Aim of the exercise: Only the number is wanted: how many lines contain the word "Resistance"?

--- start of Record set ---

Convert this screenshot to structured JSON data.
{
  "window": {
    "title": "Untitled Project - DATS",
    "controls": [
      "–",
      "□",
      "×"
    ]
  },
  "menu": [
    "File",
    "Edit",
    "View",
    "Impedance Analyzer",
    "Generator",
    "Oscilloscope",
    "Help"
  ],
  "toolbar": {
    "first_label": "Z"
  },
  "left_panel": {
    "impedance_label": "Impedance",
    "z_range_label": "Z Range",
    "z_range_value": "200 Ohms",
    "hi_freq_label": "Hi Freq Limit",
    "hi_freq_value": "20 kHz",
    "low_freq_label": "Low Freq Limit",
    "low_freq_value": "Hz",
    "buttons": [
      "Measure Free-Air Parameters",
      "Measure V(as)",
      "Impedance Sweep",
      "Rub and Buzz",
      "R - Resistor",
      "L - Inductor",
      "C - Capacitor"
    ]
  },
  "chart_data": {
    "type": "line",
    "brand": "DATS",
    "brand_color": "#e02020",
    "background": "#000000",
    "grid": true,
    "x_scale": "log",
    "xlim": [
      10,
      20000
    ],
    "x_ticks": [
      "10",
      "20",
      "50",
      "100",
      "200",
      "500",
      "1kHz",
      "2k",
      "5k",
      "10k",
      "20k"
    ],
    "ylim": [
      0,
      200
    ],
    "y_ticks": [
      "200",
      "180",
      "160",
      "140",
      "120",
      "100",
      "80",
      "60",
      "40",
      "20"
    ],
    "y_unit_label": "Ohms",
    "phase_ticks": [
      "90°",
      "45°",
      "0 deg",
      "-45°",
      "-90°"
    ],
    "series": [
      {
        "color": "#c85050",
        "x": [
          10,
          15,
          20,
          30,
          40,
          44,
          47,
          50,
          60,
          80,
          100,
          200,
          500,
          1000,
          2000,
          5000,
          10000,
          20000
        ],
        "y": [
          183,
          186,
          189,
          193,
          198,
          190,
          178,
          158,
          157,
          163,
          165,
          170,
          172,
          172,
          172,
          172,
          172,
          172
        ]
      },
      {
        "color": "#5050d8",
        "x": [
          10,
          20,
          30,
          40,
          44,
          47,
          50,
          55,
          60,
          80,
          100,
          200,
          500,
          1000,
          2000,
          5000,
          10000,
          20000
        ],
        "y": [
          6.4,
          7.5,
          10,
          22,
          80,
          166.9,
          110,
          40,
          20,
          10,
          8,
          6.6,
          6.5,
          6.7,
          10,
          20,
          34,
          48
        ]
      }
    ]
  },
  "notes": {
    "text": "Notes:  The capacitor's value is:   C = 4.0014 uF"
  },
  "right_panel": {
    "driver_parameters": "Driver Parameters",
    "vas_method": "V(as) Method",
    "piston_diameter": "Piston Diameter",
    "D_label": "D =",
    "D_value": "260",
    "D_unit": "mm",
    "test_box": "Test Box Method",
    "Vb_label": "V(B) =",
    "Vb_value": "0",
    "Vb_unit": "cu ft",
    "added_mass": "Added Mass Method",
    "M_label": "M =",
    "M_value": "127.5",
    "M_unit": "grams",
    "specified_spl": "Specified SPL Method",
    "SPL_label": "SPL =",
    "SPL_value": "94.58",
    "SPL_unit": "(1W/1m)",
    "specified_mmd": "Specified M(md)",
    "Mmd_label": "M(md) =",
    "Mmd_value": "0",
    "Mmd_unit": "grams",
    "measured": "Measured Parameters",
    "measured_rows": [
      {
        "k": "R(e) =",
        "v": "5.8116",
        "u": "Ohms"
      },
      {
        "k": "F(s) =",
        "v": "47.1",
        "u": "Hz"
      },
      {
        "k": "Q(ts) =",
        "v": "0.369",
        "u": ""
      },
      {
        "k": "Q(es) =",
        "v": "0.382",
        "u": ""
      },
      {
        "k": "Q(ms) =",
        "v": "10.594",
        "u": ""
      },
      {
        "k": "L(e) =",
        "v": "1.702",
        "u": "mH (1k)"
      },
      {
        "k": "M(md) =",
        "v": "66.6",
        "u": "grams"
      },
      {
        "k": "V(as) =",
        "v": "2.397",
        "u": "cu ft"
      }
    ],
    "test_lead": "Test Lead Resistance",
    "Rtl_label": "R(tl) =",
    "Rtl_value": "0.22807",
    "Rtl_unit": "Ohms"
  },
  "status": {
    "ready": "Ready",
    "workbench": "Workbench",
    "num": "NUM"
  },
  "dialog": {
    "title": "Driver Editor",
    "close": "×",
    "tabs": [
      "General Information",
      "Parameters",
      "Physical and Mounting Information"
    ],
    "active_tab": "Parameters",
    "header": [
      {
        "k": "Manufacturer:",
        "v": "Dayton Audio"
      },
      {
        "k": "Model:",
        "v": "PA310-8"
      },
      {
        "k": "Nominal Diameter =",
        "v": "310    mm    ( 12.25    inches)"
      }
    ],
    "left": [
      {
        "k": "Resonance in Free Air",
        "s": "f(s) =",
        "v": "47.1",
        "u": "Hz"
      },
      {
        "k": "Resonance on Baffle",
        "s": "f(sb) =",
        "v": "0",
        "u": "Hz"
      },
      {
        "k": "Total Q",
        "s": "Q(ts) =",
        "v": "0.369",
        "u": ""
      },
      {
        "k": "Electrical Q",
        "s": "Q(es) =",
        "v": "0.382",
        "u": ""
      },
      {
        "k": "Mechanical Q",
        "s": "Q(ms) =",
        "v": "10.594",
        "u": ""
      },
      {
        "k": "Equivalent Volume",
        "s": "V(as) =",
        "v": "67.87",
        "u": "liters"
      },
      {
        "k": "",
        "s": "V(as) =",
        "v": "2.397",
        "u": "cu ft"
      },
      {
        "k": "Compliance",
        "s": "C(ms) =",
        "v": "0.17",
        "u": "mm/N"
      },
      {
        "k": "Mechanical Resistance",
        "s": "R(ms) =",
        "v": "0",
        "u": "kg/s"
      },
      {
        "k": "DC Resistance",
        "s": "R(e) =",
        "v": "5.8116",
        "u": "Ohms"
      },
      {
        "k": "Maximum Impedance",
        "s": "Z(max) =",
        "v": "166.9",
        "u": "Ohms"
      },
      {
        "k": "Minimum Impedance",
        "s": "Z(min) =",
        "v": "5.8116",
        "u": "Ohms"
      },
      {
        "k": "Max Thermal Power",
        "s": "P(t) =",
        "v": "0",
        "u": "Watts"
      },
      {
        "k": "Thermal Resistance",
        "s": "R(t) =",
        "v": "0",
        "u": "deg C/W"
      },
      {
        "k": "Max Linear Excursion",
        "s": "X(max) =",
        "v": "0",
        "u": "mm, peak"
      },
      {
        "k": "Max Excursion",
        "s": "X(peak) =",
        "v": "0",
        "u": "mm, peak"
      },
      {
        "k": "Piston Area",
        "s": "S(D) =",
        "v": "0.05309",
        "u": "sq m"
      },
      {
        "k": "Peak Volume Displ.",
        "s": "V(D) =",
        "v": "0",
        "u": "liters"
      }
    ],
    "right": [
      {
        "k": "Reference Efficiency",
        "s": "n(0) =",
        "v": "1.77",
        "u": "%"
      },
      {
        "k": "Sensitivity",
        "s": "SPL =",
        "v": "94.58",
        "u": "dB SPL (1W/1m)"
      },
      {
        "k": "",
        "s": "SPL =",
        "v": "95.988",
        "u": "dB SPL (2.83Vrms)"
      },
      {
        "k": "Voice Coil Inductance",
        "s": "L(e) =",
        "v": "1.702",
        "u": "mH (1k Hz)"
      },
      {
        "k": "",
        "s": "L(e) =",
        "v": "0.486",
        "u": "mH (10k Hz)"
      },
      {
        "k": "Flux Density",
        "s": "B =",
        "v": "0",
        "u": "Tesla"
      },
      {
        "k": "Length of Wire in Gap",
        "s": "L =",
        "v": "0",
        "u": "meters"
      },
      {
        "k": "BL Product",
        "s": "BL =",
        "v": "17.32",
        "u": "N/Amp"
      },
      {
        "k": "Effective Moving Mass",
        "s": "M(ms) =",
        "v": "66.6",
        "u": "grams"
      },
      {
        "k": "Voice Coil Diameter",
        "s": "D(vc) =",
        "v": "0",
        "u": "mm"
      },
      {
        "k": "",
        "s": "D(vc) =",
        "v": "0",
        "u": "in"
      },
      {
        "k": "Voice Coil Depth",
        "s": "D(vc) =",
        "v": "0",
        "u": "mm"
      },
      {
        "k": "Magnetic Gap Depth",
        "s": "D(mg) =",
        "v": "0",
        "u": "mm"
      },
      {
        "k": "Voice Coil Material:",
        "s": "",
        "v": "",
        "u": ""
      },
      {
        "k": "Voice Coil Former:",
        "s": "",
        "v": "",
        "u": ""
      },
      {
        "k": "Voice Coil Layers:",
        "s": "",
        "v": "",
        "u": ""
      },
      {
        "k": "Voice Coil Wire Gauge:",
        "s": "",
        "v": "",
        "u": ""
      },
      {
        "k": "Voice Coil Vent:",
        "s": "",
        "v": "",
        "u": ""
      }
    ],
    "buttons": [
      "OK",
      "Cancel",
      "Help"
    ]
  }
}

--- end of Record set ---

Response below: 4